> [Your goal]
Identify all lines below that hold "average" and collect them.

Source records:
--- Begin ---
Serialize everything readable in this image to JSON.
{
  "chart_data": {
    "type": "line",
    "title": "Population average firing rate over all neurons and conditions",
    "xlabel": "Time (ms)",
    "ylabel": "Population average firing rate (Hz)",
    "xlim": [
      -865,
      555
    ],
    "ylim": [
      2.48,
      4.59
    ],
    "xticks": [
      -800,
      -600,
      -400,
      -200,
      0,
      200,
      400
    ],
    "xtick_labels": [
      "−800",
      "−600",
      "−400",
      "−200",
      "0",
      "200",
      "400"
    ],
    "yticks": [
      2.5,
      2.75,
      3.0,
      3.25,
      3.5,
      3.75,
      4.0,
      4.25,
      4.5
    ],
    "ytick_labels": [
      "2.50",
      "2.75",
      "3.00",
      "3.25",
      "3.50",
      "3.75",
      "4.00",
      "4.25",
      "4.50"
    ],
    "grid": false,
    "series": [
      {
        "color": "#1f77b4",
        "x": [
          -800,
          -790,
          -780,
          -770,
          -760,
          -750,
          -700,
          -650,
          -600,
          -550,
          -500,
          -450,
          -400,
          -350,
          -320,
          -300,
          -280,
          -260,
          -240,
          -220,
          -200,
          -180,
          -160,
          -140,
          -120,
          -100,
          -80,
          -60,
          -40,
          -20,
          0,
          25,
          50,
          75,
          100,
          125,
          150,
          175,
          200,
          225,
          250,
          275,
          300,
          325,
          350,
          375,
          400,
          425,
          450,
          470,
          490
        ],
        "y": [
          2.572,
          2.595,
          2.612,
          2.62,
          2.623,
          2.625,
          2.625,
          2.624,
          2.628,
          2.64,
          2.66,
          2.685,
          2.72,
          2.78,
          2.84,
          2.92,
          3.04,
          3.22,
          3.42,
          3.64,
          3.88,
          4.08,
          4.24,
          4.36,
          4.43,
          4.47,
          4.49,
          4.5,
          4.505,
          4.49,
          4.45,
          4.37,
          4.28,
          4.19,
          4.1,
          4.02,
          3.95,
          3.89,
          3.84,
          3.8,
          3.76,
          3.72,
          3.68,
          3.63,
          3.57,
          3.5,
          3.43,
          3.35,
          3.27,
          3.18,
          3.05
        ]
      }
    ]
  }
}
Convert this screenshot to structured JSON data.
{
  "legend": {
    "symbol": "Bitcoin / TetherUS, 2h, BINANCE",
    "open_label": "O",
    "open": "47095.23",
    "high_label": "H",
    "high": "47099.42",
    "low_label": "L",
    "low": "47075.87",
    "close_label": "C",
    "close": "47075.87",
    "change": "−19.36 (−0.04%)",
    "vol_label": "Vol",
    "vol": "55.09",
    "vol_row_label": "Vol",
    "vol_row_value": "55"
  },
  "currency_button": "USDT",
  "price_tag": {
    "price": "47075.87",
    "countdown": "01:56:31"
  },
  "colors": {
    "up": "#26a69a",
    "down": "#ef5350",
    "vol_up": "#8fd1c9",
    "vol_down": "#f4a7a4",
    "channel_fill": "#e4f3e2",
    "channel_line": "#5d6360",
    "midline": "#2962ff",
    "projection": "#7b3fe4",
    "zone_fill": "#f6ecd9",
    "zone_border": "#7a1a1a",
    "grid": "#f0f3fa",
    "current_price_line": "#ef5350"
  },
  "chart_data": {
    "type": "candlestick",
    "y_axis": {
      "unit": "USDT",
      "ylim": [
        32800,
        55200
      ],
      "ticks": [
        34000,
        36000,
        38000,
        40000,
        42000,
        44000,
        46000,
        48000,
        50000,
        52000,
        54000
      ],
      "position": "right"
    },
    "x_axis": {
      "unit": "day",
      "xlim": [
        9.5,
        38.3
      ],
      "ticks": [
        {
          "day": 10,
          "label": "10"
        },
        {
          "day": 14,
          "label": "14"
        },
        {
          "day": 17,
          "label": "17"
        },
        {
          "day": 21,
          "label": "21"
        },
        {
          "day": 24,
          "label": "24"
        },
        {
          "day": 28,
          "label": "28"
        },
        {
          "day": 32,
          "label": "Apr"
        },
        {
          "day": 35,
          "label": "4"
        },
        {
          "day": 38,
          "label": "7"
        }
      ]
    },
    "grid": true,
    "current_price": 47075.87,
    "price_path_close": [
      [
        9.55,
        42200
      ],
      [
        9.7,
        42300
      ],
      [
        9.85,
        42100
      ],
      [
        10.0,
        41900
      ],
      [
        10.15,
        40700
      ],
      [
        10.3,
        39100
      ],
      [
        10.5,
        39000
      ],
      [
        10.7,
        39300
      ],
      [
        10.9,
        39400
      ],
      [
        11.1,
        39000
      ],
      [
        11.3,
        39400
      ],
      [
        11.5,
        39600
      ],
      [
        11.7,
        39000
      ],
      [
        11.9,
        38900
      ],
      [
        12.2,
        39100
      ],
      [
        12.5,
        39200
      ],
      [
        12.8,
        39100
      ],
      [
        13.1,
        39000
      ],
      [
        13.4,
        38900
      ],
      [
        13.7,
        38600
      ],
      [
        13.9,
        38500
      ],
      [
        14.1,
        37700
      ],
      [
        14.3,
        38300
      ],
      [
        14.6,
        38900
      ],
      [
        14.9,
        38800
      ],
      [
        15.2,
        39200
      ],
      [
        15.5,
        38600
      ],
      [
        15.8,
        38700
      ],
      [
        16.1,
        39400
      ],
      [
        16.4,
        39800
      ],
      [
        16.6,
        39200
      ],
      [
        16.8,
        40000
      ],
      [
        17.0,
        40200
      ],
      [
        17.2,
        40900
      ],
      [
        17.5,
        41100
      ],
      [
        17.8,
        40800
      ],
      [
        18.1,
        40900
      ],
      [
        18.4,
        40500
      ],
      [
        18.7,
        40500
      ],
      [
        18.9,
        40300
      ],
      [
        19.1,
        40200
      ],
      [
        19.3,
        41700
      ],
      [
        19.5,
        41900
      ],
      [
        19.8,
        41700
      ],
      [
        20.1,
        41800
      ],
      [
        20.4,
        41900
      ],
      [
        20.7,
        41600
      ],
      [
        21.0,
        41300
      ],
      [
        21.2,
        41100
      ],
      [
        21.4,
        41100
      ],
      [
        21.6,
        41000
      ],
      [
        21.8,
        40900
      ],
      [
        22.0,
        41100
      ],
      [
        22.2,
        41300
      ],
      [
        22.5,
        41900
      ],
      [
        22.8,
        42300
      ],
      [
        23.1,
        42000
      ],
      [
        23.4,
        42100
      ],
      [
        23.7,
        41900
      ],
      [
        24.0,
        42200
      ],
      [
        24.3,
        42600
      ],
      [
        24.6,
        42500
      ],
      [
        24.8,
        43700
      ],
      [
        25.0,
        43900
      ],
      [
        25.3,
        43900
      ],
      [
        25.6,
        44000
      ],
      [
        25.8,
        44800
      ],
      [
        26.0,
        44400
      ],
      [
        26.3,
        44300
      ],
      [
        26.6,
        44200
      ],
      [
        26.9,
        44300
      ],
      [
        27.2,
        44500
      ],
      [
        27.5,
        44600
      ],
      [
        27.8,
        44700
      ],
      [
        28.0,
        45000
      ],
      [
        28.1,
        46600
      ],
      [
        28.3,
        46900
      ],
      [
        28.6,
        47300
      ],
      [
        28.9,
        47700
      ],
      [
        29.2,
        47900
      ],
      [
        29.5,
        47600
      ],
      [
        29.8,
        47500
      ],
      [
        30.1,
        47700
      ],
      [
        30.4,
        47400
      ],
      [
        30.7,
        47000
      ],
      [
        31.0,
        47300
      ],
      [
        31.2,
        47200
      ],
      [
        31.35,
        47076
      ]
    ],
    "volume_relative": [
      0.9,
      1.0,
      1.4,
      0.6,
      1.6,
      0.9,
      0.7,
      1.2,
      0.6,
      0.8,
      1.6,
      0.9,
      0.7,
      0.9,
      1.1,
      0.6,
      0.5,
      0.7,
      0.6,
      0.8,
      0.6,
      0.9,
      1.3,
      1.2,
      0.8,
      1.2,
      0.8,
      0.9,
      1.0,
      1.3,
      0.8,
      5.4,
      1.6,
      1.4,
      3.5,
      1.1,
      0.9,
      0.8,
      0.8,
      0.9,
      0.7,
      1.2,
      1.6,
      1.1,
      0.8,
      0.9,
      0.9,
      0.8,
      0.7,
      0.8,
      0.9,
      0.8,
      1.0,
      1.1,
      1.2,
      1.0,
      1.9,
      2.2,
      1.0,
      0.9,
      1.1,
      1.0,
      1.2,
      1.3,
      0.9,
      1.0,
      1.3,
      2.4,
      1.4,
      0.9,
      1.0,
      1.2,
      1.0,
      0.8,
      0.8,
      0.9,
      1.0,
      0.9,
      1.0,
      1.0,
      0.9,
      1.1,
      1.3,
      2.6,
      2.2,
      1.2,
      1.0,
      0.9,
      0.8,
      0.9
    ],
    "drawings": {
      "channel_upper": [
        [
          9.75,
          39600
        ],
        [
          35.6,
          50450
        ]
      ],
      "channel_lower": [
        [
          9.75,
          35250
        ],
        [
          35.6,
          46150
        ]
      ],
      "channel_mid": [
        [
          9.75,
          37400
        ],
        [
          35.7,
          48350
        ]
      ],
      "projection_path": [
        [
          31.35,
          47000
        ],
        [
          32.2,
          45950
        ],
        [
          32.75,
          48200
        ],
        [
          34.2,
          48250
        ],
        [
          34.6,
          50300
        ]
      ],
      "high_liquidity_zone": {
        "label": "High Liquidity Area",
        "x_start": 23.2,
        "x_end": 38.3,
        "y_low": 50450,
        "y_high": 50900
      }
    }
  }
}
--- End ---
> [Answer for this exercise]
    "title": "Population average firing rate over all neurons and conditions",
    "ylabel": "Population average firing rate (Hz)",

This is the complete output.